* _Exercise brief_: Gather from the listing below each line that includes the word "моногородов", and copy it.

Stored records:
# # #

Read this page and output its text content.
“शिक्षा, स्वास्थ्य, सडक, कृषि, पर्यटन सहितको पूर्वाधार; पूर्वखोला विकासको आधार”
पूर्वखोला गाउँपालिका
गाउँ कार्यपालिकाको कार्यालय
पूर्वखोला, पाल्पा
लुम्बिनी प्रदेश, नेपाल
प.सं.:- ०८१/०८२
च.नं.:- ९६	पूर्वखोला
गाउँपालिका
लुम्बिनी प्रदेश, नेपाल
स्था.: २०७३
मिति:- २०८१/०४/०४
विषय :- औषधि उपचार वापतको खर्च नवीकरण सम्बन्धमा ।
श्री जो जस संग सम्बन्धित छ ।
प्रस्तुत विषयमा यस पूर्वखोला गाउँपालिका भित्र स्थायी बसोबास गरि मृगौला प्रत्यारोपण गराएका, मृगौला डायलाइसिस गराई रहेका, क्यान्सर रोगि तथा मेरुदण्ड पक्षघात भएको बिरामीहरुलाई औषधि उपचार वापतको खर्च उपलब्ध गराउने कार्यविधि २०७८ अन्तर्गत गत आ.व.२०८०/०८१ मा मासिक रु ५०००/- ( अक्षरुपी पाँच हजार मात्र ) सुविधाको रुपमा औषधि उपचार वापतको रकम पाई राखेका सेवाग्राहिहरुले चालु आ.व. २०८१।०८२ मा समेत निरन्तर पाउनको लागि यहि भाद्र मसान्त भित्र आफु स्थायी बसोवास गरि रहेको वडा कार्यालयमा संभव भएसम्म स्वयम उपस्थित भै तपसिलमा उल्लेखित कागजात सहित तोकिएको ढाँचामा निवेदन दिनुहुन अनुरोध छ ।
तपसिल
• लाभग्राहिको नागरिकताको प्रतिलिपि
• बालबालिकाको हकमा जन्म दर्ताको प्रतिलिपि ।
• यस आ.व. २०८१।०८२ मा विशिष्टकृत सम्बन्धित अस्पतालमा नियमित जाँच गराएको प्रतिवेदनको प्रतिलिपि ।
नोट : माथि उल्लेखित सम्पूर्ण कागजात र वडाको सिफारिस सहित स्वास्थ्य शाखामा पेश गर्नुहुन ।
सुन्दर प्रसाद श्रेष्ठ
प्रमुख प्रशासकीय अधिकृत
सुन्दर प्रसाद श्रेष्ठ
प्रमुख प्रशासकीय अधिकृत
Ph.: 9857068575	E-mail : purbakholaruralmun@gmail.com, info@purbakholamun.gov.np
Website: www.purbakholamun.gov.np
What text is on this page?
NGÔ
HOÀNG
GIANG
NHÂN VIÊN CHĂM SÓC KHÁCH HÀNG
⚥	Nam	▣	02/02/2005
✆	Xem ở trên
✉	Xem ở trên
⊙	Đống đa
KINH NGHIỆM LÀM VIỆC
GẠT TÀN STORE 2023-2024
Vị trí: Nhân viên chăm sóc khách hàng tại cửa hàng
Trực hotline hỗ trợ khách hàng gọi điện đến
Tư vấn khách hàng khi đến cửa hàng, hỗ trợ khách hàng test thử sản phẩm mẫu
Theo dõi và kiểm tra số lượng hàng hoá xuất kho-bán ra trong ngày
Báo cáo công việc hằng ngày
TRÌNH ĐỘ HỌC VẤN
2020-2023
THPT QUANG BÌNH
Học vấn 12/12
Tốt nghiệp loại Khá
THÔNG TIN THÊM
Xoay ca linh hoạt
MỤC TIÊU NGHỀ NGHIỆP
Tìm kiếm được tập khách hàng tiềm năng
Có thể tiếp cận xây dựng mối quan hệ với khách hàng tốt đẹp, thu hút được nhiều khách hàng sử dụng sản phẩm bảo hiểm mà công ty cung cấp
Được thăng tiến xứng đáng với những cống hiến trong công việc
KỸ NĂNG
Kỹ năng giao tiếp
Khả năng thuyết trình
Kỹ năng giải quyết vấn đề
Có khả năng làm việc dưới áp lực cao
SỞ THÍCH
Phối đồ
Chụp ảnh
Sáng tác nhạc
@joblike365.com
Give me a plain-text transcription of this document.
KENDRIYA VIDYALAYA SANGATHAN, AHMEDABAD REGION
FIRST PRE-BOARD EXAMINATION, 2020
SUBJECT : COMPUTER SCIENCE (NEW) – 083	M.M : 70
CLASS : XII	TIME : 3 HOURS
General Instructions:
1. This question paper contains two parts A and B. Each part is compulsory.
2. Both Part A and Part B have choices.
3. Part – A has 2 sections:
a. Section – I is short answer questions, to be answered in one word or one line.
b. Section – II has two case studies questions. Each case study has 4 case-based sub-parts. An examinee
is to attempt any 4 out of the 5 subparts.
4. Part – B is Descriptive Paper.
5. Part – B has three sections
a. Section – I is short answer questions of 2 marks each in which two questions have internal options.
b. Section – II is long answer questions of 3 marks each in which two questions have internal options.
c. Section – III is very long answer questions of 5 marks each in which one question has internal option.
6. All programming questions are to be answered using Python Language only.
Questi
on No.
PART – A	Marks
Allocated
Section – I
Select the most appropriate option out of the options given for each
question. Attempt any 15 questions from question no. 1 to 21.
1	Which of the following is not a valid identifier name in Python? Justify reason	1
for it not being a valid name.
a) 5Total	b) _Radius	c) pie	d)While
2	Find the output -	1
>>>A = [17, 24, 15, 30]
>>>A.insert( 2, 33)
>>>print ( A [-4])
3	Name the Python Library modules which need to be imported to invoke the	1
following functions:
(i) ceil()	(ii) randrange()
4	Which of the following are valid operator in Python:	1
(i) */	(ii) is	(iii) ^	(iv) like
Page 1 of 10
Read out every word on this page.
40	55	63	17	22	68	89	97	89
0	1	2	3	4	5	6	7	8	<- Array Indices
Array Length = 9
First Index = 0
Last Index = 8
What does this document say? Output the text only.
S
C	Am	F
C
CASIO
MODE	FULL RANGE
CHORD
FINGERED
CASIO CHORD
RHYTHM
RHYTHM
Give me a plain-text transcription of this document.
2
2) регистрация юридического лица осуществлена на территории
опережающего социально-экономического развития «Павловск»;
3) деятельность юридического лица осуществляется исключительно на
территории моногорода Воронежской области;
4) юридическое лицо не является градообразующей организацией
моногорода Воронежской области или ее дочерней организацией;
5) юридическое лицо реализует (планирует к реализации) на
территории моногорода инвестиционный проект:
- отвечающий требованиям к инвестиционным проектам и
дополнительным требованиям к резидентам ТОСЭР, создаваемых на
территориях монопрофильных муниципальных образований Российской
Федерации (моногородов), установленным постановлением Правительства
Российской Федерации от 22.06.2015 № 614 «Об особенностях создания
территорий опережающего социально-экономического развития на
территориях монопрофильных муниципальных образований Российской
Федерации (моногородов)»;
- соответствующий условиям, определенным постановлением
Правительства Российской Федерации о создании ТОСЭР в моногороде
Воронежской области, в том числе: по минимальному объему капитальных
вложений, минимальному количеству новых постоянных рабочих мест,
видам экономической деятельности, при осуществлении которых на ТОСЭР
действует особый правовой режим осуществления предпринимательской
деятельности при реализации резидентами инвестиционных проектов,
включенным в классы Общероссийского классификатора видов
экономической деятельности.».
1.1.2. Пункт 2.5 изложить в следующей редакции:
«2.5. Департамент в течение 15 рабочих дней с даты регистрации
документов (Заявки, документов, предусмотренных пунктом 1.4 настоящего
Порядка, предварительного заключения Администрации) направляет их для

# # #

* _Answer to the exercise_:
Федерации (моногородов), установленным постановлением Правительства
Федерации (моногородов)»;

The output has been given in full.